» **Requirement**
Only lines holding the word "made" should be copied from the material.

» **Source records**
—————

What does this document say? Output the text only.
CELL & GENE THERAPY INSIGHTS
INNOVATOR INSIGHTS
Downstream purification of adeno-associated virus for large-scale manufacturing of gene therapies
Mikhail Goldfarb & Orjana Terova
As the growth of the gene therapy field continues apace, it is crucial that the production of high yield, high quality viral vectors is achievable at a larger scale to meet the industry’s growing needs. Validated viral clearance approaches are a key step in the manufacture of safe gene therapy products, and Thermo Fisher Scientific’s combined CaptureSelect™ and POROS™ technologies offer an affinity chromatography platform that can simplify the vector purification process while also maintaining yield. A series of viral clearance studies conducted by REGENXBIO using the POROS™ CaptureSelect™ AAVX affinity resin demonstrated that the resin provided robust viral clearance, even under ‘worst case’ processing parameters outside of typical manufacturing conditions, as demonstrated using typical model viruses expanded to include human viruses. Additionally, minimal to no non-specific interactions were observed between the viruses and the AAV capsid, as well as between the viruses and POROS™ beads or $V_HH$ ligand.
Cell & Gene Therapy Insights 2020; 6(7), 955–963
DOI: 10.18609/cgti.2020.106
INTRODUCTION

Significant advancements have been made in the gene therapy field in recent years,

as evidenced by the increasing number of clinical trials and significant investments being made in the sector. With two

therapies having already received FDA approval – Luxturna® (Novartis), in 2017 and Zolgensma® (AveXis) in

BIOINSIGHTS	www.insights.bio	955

—————

» **Answer space**
Significant advancements have been made in the gene therapy field in recent years,
as evidenced by the increasing number of clinical trials and significant investments being made in the sector. With two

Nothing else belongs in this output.